[Saved entries]

-- START --

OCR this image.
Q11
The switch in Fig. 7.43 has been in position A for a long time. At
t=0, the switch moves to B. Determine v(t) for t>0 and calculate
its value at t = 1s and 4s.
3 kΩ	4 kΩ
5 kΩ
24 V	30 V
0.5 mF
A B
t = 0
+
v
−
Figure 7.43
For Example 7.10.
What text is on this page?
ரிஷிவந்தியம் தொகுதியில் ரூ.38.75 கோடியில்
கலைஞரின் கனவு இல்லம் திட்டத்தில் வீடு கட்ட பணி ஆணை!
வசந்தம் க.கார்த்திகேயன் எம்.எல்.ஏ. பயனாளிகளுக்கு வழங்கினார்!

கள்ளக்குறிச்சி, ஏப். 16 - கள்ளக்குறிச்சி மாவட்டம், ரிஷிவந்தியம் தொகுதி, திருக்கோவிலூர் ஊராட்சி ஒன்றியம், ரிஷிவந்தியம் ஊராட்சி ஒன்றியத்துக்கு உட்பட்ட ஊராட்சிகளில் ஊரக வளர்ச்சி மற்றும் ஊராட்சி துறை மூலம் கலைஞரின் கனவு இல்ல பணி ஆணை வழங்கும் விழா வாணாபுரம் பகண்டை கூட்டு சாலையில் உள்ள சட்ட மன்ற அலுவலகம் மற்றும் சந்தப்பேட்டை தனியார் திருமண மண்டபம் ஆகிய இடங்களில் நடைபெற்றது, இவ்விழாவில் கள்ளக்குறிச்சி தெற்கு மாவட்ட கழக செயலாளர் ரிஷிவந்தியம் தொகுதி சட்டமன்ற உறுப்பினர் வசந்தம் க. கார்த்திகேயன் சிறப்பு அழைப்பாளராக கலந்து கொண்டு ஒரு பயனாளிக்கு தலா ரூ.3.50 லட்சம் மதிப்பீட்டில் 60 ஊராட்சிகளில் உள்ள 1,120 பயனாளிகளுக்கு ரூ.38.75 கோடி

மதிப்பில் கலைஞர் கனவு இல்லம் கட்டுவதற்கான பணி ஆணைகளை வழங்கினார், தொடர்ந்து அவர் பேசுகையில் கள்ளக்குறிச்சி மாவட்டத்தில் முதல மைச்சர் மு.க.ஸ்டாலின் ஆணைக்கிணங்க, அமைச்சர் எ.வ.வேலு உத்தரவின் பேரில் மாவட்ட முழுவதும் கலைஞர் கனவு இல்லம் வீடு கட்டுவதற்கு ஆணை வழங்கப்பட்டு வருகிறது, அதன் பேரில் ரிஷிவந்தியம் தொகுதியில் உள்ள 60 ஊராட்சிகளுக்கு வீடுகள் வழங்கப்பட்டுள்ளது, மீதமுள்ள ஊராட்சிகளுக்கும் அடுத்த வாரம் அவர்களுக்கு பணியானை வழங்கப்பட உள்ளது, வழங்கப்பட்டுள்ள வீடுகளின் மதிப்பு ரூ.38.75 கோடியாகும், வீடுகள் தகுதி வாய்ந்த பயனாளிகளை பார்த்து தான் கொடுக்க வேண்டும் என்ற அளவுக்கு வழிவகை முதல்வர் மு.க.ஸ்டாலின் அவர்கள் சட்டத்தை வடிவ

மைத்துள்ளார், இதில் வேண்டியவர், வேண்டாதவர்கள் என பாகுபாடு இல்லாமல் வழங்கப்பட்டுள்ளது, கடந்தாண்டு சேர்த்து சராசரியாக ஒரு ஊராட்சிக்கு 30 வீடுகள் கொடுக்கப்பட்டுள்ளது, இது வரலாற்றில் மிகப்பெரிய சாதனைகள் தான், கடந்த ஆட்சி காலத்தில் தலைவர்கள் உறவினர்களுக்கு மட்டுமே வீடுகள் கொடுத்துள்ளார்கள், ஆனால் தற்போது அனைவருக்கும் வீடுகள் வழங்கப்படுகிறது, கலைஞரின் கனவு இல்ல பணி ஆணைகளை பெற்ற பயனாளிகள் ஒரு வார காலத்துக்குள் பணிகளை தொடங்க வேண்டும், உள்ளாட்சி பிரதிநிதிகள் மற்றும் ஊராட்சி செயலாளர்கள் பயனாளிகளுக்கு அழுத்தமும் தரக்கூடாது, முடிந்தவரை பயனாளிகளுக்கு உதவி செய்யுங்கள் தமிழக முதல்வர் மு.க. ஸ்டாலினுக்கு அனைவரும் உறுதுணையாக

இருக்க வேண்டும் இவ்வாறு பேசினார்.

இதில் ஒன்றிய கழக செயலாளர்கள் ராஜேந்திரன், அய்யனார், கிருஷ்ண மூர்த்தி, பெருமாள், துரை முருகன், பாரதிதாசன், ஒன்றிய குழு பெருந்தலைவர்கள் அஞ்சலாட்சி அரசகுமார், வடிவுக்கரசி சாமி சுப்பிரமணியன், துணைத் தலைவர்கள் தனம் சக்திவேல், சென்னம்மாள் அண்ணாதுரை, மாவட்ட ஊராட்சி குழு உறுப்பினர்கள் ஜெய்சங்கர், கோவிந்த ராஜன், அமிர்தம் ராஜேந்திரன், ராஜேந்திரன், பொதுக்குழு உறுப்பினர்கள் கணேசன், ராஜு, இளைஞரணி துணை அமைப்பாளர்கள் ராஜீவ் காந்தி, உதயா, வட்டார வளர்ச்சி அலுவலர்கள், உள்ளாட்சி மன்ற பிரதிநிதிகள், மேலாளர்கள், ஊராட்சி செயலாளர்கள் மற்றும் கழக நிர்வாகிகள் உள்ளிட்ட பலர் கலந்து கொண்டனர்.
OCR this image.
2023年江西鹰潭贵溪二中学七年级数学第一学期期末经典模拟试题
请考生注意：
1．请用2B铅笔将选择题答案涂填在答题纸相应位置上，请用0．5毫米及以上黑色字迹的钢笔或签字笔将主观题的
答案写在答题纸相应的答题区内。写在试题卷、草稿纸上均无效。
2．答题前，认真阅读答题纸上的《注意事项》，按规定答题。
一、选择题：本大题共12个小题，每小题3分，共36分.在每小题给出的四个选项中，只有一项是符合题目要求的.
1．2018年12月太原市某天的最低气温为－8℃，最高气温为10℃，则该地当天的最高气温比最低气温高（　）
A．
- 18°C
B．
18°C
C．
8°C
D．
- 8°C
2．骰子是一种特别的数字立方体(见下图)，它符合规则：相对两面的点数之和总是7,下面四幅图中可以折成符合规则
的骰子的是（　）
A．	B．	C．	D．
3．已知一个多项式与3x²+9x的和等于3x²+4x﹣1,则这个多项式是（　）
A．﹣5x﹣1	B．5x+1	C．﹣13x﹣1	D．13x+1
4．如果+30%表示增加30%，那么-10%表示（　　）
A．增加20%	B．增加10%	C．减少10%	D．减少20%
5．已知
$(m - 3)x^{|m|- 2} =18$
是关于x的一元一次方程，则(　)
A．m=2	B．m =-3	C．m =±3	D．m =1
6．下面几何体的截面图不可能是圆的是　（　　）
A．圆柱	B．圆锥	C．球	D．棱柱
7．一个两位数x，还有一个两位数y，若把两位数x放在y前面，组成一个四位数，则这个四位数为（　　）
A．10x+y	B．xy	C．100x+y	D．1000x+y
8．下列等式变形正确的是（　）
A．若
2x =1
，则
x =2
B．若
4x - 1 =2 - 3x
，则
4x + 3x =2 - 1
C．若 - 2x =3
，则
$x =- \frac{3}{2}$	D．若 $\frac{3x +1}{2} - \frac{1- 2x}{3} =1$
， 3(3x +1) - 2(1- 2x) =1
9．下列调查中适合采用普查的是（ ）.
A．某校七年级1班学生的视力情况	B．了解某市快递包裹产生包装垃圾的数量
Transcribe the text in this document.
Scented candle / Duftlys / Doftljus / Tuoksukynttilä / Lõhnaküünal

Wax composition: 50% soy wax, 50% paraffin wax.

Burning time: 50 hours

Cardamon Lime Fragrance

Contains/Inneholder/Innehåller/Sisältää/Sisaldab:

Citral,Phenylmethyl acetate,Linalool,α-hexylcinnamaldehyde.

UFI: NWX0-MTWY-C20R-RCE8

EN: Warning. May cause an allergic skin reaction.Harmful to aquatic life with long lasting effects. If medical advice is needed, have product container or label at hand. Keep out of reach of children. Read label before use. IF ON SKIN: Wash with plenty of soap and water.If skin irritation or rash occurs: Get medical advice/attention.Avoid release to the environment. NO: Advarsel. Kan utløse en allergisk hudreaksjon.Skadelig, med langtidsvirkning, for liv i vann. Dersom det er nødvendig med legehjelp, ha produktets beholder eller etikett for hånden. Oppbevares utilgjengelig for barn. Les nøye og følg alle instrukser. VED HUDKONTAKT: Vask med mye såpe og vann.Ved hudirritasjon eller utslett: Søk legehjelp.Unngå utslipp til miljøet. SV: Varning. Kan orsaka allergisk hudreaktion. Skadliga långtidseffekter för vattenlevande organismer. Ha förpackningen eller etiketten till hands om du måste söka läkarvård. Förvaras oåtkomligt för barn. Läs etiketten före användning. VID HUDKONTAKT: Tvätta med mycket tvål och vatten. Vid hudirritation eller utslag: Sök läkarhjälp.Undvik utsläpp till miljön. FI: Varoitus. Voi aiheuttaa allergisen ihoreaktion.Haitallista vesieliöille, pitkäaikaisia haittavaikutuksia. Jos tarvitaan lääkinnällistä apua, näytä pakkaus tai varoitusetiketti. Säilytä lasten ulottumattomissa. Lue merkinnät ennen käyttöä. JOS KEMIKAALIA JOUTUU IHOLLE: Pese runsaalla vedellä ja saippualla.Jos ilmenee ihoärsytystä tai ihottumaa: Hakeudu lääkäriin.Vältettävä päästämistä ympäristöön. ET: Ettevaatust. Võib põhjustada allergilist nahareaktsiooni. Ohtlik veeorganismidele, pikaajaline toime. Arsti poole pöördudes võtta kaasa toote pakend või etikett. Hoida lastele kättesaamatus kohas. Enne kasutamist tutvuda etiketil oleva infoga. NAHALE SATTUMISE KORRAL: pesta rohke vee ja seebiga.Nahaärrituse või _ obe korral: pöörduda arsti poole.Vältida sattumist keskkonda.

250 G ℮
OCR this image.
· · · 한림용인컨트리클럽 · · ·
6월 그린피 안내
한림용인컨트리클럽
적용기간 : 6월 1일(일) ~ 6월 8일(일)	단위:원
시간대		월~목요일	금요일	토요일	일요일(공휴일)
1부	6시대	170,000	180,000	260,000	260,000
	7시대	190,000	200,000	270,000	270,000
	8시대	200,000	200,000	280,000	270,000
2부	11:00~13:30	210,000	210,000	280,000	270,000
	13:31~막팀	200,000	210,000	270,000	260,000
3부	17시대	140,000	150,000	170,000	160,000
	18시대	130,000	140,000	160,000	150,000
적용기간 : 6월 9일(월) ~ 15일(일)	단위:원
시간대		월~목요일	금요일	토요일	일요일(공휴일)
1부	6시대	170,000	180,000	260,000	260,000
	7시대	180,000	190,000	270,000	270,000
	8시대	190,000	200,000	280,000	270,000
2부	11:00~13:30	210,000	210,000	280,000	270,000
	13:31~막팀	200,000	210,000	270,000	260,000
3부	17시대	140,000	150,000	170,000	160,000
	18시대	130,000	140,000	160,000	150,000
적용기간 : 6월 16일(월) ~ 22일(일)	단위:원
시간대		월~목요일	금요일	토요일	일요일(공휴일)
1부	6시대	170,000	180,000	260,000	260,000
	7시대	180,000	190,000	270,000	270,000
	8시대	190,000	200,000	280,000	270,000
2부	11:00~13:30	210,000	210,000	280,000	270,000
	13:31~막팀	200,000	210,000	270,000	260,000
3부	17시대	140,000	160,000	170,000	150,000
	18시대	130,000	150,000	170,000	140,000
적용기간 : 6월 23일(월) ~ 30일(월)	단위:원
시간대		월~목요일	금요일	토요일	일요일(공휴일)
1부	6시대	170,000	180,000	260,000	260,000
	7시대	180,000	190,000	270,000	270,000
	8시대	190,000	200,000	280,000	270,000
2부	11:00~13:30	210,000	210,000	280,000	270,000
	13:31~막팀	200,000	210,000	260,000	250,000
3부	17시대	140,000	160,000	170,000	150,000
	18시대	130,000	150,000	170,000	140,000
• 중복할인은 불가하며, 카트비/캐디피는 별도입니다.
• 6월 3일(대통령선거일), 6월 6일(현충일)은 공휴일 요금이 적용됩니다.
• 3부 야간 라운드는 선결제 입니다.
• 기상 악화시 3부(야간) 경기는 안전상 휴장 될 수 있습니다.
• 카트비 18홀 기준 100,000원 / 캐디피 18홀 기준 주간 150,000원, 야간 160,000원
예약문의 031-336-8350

-- END --

▸ **WHAT THE TASK REQUIRES**: Where a line in the material contains "text", copy that line.

▸ **THE OUTPUT**:
What text is on this page?
Transcribe the text in this document.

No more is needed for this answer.